EXERCISE: Scan the lines below for the string "blocker" and copy every one that has it.

Data entries
◇ ◇ ◇
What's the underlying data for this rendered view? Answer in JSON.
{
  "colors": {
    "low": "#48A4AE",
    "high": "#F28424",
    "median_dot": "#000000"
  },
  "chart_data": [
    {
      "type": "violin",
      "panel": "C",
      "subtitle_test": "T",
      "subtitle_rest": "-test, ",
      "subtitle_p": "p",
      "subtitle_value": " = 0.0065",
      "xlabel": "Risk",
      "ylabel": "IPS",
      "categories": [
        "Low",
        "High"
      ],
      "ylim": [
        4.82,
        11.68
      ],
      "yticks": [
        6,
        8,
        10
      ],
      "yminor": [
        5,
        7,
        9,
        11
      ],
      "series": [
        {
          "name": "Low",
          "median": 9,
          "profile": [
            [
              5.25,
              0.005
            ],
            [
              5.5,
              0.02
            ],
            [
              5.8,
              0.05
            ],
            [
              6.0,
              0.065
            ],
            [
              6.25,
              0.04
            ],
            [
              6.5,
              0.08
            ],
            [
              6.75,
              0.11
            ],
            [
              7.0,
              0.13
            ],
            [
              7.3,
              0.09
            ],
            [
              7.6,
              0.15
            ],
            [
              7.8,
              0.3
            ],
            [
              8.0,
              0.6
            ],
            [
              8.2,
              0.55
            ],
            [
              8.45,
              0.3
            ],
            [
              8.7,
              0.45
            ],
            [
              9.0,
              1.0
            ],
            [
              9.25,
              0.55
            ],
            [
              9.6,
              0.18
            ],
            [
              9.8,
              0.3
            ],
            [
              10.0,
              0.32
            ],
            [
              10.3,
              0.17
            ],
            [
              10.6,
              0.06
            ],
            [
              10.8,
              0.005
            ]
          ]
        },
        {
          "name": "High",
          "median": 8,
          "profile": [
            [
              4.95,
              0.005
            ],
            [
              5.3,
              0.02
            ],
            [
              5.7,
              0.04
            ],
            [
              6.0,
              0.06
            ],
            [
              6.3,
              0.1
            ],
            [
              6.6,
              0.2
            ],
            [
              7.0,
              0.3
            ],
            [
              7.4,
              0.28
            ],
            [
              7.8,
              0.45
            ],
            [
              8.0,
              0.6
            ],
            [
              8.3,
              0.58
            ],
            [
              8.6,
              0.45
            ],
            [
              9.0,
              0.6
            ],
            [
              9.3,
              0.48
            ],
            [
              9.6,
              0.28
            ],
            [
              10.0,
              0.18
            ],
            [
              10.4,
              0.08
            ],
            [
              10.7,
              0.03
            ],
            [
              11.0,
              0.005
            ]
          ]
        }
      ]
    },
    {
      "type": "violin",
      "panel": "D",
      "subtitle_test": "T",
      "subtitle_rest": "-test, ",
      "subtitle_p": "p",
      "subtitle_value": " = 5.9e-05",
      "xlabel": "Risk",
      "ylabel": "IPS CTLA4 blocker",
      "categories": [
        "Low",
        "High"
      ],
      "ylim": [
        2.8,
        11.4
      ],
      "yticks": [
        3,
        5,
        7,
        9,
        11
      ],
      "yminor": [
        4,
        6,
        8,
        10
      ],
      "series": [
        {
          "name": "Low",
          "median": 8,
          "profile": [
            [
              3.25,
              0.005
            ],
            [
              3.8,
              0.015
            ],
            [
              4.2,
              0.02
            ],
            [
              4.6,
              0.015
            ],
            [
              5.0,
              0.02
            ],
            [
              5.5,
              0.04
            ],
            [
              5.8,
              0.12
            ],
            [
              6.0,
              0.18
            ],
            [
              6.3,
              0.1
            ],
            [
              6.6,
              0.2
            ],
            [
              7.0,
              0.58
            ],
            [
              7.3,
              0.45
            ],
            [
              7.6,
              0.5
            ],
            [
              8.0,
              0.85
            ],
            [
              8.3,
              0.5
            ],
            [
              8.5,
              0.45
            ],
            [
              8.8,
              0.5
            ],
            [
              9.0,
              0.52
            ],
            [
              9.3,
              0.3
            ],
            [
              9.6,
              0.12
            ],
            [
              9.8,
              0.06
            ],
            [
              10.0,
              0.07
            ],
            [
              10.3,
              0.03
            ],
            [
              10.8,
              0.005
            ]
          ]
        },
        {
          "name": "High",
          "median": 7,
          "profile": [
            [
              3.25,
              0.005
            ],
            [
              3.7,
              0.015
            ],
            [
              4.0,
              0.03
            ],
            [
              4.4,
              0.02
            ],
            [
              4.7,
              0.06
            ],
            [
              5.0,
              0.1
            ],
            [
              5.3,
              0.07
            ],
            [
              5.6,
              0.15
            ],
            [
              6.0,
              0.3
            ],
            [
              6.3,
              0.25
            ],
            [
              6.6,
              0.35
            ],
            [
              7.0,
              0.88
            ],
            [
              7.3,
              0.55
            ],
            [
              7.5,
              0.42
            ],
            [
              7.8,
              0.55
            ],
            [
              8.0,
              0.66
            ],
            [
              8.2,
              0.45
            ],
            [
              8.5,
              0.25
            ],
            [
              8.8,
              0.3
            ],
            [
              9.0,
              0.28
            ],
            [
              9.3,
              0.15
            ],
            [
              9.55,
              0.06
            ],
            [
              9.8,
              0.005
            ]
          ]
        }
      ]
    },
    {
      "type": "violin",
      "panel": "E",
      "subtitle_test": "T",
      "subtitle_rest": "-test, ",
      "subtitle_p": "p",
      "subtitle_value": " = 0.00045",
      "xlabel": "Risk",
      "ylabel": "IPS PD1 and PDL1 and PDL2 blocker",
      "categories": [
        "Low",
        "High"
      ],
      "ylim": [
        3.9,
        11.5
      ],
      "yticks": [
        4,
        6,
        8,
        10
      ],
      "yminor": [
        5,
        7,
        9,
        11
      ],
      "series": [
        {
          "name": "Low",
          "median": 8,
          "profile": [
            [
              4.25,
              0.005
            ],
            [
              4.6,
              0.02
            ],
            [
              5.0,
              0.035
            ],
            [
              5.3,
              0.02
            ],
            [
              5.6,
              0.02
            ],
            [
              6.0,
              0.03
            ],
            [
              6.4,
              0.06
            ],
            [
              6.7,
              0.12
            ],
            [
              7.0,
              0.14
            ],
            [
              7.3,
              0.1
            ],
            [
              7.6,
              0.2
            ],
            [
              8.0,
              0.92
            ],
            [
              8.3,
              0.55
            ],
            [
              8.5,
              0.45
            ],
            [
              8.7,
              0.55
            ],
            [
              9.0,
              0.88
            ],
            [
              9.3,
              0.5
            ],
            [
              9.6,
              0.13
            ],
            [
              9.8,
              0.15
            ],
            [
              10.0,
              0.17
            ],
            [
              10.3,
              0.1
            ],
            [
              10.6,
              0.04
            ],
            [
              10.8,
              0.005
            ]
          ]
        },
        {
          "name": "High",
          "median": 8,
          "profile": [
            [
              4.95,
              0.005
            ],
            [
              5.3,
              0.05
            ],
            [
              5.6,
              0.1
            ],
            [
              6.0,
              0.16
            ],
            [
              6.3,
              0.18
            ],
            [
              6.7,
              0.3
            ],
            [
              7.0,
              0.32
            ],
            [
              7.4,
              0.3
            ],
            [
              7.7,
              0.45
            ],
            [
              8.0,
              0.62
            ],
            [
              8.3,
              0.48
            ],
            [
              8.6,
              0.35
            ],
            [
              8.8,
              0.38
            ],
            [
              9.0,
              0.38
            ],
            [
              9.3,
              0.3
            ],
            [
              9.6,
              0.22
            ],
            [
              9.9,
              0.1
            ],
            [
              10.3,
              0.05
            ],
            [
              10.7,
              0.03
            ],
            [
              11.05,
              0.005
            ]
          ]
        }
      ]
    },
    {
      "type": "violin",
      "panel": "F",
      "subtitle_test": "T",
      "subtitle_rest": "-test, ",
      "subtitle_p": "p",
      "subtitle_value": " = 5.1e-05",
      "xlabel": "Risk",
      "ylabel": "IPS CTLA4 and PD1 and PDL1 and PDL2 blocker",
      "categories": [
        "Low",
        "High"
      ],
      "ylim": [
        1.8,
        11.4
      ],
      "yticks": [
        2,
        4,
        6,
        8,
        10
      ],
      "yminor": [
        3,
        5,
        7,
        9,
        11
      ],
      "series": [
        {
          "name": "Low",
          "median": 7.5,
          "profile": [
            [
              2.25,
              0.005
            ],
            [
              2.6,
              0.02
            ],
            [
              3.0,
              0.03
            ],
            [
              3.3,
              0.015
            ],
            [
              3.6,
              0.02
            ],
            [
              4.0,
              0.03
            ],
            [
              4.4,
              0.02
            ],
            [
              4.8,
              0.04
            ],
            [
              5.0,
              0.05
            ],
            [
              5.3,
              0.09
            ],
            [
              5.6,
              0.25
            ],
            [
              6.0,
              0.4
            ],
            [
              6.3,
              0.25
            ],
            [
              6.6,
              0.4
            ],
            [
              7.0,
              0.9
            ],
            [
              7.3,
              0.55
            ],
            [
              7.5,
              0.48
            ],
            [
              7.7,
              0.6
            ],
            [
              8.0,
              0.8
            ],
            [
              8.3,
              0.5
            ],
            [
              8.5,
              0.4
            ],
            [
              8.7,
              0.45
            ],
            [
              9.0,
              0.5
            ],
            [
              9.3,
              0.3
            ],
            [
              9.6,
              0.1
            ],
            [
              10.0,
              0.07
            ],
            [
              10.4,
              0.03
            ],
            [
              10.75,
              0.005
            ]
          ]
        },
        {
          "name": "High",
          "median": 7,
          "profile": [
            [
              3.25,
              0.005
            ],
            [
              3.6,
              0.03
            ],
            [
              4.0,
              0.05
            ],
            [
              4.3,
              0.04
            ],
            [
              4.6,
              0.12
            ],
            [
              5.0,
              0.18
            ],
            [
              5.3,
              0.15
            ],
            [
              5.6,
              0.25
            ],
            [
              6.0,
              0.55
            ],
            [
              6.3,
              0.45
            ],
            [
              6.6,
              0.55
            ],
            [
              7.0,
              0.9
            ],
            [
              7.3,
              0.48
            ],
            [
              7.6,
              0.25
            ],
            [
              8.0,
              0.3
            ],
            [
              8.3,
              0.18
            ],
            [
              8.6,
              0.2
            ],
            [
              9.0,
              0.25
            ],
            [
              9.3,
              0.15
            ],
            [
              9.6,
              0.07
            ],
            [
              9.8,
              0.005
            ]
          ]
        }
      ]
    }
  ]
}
◇ ◇ ◇
WRITTEN RESPONSE:
      "ylabel": "IPS CTLA4 blocker",
      "ylabel": "IPS PD1 and PDL1 and PDL2 blocker",
      "ylabel": "IPS CTLA4 and PD1 and PDL1 and PDL2 blocker",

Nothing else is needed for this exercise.